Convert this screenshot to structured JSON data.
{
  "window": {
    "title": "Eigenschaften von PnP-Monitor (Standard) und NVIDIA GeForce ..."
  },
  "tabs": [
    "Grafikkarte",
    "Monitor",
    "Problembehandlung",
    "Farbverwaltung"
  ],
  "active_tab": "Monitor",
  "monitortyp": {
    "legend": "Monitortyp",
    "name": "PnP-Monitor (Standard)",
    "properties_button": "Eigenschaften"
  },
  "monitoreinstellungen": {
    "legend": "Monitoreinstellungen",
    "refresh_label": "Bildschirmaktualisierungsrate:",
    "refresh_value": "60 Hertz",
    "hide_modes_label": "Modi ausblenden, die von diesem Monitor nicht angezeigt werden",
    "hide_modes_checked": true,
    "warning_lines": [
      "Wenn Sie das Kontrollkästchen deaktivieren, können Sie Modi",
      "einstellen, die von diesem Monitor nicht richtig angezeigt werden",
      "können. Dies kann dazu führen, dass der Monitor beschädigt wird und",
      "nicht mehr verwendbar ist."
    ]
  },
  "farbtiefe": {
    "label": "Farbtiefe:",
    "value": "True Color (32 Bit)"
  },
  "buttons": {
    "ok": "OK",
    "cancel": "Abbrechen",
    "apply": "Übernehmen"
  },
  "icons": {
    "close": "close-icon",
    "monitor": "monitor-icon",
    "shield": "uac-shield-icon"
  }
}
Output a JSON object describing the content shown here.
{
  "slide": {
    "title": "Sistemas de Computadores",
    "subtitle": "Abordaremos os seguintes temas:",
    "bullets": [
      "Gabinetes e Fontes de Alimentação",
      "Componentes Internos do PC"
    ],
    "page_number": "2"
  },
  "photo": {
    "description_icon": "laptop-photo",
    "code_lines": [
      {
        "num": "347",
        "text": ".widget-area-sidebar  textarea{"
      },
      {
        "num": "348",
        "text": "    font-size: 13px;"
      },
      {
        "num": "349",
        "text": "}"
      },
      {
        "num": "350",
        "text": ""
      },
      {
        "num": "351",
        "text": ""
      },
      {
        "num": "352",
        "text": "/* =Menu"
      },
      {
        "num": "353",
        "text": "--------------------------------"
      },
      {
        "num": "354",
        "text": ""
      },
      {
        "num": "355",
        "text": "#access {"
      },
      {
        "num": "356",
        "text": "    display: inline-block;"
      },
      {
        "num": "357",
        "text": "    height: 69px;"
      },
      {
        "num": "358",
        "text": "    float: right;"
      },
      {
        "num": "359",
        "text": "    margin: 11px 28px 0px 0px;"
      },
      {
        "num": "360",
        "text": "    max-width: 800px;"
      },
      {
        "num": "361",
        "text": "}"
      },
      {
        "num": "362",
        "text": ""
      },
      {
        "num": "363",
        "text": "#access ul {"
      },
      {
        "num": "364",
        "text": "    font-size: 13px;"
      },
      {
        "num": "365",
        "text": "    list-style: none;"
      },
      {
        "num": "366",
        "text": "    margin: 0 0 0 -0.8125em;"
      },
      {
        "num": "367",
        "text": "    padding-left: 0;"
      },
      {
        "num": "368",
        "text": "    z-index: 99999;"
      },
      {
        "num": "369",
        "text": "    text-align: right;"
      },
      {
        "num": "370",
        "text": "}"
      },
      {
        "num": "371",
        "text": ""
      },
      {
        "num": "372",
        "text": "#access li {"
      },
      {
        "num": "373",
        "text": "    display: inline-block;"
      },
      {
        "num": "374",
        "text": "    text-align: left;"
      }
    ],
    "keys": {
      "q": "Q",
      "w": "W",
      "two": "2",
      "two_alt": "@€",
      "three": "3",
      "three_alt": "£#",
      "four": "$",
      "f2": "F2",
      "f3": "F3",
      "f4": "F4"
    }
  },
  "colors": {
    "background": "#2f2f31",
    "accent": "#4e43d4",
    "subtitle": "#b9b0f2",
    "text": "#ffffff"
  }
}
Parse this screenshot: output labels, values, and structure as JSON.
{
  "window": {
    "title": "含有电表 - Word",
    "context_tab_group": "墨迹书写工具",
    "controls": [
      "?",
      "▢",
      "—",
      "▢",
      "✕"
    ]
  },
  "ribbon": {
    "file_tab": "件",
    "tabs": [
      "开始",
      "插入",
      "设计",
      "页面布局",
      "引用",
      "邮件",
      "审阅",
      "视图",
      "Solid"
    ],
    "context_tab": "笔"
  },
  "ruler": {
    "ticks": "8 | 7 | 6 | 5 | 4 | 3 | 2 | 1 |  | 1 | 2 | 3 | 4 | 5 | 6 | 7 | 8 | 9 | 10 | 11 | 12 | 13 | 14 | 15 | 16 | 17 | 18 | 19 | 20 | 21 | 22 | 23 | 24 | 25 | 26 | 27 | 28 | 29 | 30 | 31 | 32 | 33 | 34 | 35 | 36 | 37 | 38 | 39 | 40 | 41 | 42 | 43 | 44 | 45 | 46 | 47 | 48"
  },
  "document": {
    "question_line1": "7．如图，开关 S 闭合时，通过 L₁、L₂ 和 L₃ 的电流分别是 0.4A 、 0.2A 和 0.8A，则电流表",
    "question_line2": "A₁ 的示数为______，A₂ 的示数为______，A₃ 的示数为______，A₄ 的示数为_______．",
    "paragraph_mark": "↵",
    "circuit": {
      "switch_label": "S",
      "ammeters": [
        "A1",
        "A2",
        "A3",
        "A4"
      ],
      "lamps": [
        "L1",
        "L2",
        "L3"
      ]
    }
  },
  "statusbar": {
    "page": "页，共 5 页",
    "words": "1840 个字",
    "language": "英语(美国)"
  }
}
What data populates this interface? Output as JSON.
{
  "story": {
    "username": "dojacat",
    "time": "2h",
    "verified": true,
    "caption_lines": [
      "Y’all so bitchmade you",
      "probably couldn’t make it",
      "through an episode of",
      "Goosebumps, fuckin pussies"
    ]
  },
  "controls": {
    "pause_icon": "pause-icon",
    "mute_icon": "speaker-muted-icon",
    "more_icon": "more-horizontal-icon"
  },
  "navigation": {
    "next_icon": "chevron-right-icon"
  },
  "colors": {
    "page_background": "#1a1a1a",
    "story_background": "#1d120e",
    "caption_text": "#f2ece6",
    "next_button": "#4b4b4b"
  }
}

* _WHAT THIS TASK INVOLVES_
Return each line of the records above exactly as it reads.

* _ANSWER TO THE PROBLEM_
Convert this screenshot to structured JSON data.
{
  "window": {
    "title": "Eigenschaften von PnP-Monitor (Standard) und NVIDIA GeForce ..."
  },
  "tabs": [
    "Grafikkarte",
    "Monitor",
    "Problembehandlung",
    "Farbverwaltung"
  ],
  "active_tab": "Monitor",
  "monitortyp": {
    "legend": "Monitortyp",
    "name": "PnP-Monitor (Standard)",
    "properties_button": "Eigenschaften"
  },
  "monitoreinstellungen": {
    "legend": "Monitoreinstellungen",
    "refresh_label": "Bildschirmaktualisierungsrate:",
    "refresh_value": "60 Hertz",
    "hide_modes_label": "Modi ausblenden, die von diesem Monitor nicht angezeigt werden",
    "hide_modes_checked": true,
    "warning_lines": [
      "Wenn Sie das Kontrollkästchen deaktivieren, können Sie Modi",
      "einstellen, die von diesem Monitor nicht richtig angezeigt werden",
      "können. Dies kann dazu führen, dass der Monitor beschädigt wird und",
      "nicht mehr verwendbar ist."
    ]
  },
  "farbtiefe": {
    "label": "Farbtiefe:",
    "value": "True Color (32 Bit)"
  },
  "buttons": {
    "ok": "OK",
    "cancel": "Abbrechen",
    "apply": "Übernehmen"
  },
  "icons": {
    "close": "close-icon",
    "monitor": "monitor-icon",
    "shield": "uac-shield-icon"
  }
}
Output a JSON object describing the content shown here.
{
  "slide": {
    "title": "Sistemas de Computadores",
    "subtitle": "Abordaremos os seguintes temas:",
    "bullets": [
      "Gabinetes e Fontes de Alimentação",
      "Componentes Internos do PC"
    ],
    "page_number": "2"
  },
  "photo": {
    "description_icon": "laptop-photo",
    "code_lines": [
      {
        "num": "347",
        "text": ".widget-area-sidebar  textarea{"
      },
      {
        "num": "348",
        "text": "    font-size: 13px;"
      },
      {
        "num": "349",
        "text": "}"
      },
      {
        "num": "350",
        "text": ""
      },
      {
        "num": "351",
        "text": ""
      },
      {
        "num": "352",
        "text": "/* =Menu"
      },
      {
        "num": "353",
        "text": "--------------------------------"
      },
      {
        "num": "354",
        "text": ""
      },
      {
        "num": "355",
        "text": "#access {"
      },
      {
        "num": "356",
        "text": "    display: inline-block;"
      },
      {
        "num": "357",
        "text": "    height: 69px;"
      },
      {
        "num": "358",
        "text": "    float: right;"
      },
      {
        "num": "359",
        "text": "    margin: 11px 28px 0px 0px;"
      },
      {
        "num": "360",
        "text": "    max-width: 800px;"
      },
      {
        "num": "361",
        "text": "}"
      },
      {
        "num": "362",
        "text": ""
      },
      {
        "num": "363",
        "text": "#access ul {"
      },
      {
        "num": "364",
        "text": "    font-size: 13px;"
      },
      {
        "num": "365",
        "text": "    list-style: none;"
      },
      {
        "num": "366",
        "text": "    margin: 0 0 0 -0.8125em;"
      },
      {
        "num": "367",
        "text": "    padding-left: 0;"
      },
      {
        "num": "368",
        "text": "    z-index: 99999;"
      },
      {
        "num": "369",
        "text": "    text-align: right;"
      },
      {
        "num": "370",
        "text": "}"
      },
      {
        "num": "371",
        "text": ""
      },
      {
        "num": "372",
        "text": "#access li {"
      },
      {
        "num": "373",
        "text": "    display: inline-block;"
      },
      {
        "num": "374",
        "text": "    text-align: left;"
      }
    ],
    "keys": {
      "q": "Q",
      "w": "W",
      "two": "2",
      "two_alt": "@€",
      "three": "3",
      "three_alt": "£#",
      "four": "$",
      "f2": "F2",
      "f3": "F3",
      "f4": "F4"
    }
  },
  "colors": {
    "background": "#2f2f31",
    "accent": "#4e43d4",
    "subtitle": "#b9b0f2",
    "text": "#ffffff"
  }
}
Parse this screenshot: output labels, values, and structure as JSON.
{
  "window": {
    "title": "含有电表 - Word",
    "context_tab_group": "墨迹书写工具",
    "controls": [
      "?",
      "▢",
      "—",
      "▢",
      "✕"
    ]
  },
  "ribbon": {
    "file_tab": "件",
    "tabs": [
      "开始",
      "插入",
      "设计",
      "页面布局",
      "引用",
      "邮件",
      "审阅",
      "视图",
      "Solid"
    ],
    "context_tab": "笔"
  },
  "ruler": {
    "ticks": "8 | 7 | 6 | 5 | 4 | 3 | 2 | 1 |  | 1 | 2 | 3 | 4 | 5 | 6 | 7 | 8 | 9 | 10 | 11 | 12 | 13 | 14 | 15 | 16 | 17 | 18 | 19 | 20 | 21 | 22 | 23 | 24 | 25 | 26 | 27 | 28 | 29 | 30 | 31 | 32 | 33 | 34 | 35 | 36 | 37 | 38 | 39 | 40 | 41 | 42 | 43 | 44 | 45 | 46 | 47 | 48"
  },
  "document": {
    "question_line1": "7．如图，开关 S 闭合时，通过 L₁、L₂ 和 L₃ 的电流分别是 0.4A 、 0.2A 和 0.8A，则电流表",
    "question_line2": "A₁ 的示数为______，A₂ 的示数为______，A₃ 的示数为______，A₄ 的示数为_______．",
    "paragraph_mark": "↵",
    "circuit": {
      "switch_label": "S",
      "ammeters": [
        "A1",
        "A2",
        "A3",
        "A4"
      ],
      "lamps": [
        "L1",
        "L2",
        "L3"
      ]
    }
  },
  "statusbar": {
    "page": "页，共 5 页",
    "words": "1840 个字",
    "language": "英语(美国)"
  }
}
What data populates this interface? Output as JSON.
{
  "story": {
    "username": "dojacat",
    "time": "2h",
    "verified": true,
    "caption_lines": [
      "Y’all so bitchmade you",
      "probably couldn’t make it",
      "through an episode of",
      "Goosebumps, fuckin pussies"
    ]
  },
  "controls": {
    "pause_icon": "pause-icon",
    "mute_icon": "speaker-muted-icon",
    "more_icon": "more-horizontal-icon"
  },
  "navigation": {
    "next_icon": "chevron-right-icon"
  },
  "colors": {
    "page_background": "#1a1a1a",
    "story_background": "#1d120e",
    "caption_text": "#f2ece6",
    "next_button": "#4b4b4b"
  }
}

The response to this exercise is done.